Figure dataset records:
+-------+
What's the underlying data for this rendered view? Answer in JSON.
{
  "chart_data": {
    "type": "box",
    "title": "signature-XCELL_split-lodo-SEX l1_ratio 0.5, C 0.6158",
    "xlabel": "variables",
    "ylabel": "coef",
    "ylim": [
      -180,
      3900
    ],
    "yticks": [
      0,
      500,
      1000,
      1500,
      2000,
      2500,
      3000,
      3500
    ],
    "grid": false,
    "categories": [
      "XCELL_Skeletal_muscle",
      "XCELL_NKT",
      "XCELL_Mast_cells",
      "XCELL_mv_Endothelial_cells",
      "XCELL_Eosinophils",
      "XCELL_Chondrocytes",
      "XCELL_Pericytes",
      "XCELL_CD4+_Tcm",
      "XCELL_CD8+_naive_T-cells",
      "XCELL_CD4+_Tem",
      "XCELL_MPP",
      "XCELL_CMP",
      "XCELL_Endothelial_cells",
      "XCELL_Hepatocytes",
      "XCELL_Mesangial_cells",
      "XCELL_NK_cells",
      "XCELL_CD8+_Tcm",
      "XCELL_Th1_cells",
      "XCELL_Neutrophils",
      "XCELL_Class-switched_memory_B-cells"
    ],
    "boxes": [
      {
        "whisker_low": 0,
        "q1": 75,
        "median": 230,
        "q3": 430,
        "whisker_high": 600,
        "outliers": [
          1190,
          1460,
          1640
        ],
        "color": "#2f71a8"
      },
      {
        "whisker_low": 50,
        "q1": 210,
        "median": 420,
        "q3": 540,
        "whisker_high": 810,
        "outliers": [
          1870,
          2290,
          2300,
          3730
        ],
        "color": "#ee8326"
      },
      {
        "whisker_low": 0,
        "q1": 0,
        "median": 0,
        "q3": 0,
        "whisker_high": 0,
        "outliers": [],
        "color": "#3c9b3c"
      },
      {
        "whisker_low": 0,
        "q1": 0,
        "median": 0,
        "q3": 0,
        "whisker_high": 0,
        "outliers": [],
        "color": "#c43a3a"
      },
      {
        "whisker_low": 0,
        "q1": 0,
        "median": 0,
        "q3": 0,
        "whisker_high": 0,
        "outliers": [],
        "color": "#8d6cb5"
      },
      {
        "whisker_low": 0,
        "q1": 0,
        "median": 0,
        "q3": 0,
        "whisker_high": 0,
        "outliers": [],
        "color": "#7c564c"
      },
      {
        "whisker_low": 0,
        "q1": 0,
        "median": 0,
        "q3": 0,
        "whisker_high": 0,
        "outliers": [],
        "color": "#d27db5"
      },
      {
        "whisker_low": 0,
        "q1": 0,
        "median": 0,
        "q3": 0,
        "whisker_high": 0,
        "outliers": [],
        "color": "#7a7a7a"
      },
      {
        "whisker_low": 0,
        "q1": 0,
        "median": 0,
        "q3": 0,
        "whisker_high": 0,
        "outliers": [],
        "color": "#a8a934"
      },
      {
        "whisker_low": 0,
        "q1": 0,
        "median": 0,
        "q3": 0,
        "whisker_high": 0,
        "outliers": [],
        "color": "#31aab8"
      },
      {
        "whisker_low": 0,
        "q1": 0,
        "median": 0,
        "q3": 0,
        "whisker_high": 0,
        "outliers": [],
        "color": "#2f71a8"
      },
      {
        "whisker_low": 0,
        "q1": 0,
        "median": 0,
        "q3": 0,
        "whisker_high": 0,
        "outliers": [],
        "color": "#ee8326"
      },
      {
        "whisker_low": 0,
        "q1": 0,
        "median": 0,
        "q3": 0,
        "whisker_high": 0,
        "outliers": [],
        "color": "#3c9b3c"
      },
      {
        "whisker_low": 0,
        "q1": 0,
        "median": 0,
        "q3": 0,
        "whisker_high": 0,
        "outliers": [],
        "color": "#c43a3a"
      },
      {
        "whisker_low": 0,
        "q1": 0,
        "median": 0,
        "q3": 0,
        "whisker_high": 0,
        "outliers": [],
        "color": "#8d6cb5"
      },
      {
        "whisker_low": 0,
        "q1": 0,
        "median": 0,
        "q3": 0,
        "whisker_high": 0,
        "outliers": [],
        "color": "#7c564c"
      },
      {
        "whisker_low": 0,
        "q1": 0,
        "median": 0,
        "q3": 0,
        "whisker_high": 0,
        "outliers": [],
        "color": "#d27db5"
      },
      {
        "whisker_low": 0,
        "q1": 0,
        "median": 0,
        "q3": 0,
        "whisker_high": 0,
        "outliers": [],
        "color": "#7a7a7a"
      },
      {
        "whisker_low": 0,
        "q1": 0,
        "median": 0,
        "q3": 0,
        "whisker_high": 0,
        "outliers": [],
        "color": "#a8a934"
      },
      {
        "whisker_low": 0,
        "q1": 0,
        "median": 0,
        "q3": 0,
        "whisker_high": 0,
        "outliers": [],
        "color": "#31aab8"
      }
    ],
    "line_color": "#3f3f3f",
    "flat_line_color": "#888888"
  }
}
+-------+
#### Goal
Every line of the data above should be copied exactly.

#### Written solution
What's the underlying data for this rendered view? Answer in JSON.
{
  "chart_data": {
    "type": "box",
    "title": "signature-XCELL_split-lodo-SEX l1_ratio 0.5, C 0.6158",
    "xlabel": "variables",
    "ylabel": "coef",
    "ylim": [
      -180,
      3900
    ],
    "yticks": [
      0,
      500,
      1000,
      1500,
      2000,
      2500,
      3000,
      3500
    ],
    "grid": false,
    "categories": [
      "XCELL_Skeletal_muscle",
      "XCELL_NKT",
      "XCELL_Mast_cells",
      "XCELL_mv_Endothelial_cells",
      "XCELL_Eosinophils",
      "XCELL_Chondrocytes",
      "XCELL_Pericytes",
      "XCELL_CD4+_Tcm",
      "XCELL_CD8+_naive_T-cells",
      "XCELL_CD4+_Tem",
      "XCELL_MPP",
      "XCELL_CMP",
      "XCELL_Endothelial_cells",
      "XCELL_Hepatocytes",
      "XCELL_Mesangial_cells",
      "XCELL_NK_cells",
      "XCELL_CD8+_Tcm",
      "XCELL_Th1_cells",
      "XCELL_Neutrophils",
      "XCELL_Class-switched_memory_B-cells"
    ],
    "boxes": [
      {
        "whisker_low": 0,
        "q1": 75,
        "median": 230,
        "q3": 430,
        "whisker_high": 600,
        "outliers": [
          1190,
          1460,
          1640
        ],
        "color": "#2f71a8"
      },
      {
        "whisker_low": 50,
        "q1": 210,
        "median": 420,
        "q3": 540,
        "whisker_high": 810,
        "outliers": [
          1870,
          2290,
          2300,
          3730
        ],
        "color": "#ee8326"
      },
      {
        "whisker_low": 0,
        "q1": 0,
        "median": 0,
        "q3": 0,
        "whisker_high": 0,
        "outliers": [],
        "color": "#3c9b3c"
      },
      {
        "whisker_low": 0,
        "q1": 0,
        "median": 0,
        "q3": 0,
        "whisker_high": 0,
        "outliers": [],
        "color": "#c43a3a"
      },
      {
        "whisker_low": 0,
        "q1": 0,
        "median": 0,
        "q3": 0,
        "whisker_high": 0,
        "outliers": [],
        "color": "#8d6cb5"
      },
      {
        "whisker_low": 0,
        "q1": 0,
        "median": 0,
        "q3": 0,
        "whisker_high": 0,
        "outliers": [],
        "color": "#7c564c"
      },
      {
        "whisker_low": 0,
        "q1": 0,
        "median": 0,
        "q3": 0,
        "whisker_high": 0,
        "outliers": [],
        "color": "#d27db5"
      },
      {
        "whisker_low": 0,
        "q1": 0,
        "median": 0,
        "q3": 0,
        "whisker_high": 0,
        "outliers": [],
        "color": "#7a7a7a"
      },
      {
        "whisker_low": 0,
        "q1": 0,
        "median": 0,
        "q3": 0,
        "whisker_high": 0,
        "outliers": [],
        "color": "#a8a934"
      },
      {
        "whisker_low": 0,
        "q1": 0,
        "median": 0,
        "q3": 0,
        "whisker_high": 0,
        "outliers": [],
        "color": "#31aab8"
      },
      {
        "whisker_low": 0,
        "q1": 0,
        "median": 0,
        "q3": 0,
        "whisker_high": 0,
        "outliers": [],
        "color": "#2f71a8"
      },
      {
        "whisker_low": 0,
        "q1": 0,
        "median": 0,
        "q3": 0,
        "whisker_high": 0,
        "outliers": [],
        "color": "#ee8326"
      },
      {
        "whisker_low": 0,
        "q1": 0,
        "median": 0,
        "q3": 0,
        "whisker_high": 0,
        "outliers": [],
        "color": "#3c9b3c"
      },
      {
        "whisker_low": 0,
        "q1": 0,
        "median": 0,
        "q3": 0,
        "whisker_high": 0,
        "outliers": [],
        "color": "#c43a3a"
      },
      {
        "whisker_low": 0,
        "q1": 0,
        "median": 0,
        "q3": 0,
        "whisker_high": 0,
        "outliers": [],
        "color": "#8d6cb5"
      },
      {
        "whisker_low": 0,
        "q1": 0,
        "median": 0,
        "q3": 0,
        "whisker_high": 0,
        "outliers": [],
        "color": "#7c564c"
      },
      {
        "whisker_low": 0,
        "q1": 0,
        "median": 0,
        "q3": 0,
        "whisker_high": 0,
        "outliers": [],
        "color": "#d27db5"
      },
      {
        "whisker_low": 0,
        "q1": 0,
        "median": 0,
        "q3": 0,
        "whisker_high": 0,
        "outliers": [],
        "color": "#7a7a7a"
      },
      {
        "whisker_low": 0,
        "q1": 0,
        "median": 0,
        "q3": 0,
        "whisker_high": 0,
        "outliers": [],
        "color": "#a8a934"
      },
      {
        "whisker_low": 0,
        "q1": 0,
        "median": 0,
        "q3": 0,
        "whisker_high": 0,
        "outliers": [],
        "color": "#31aab8"
      }
    ],
    "line_color": "#3f3f3f",
    "flat_line_color": "#888888"
  }
}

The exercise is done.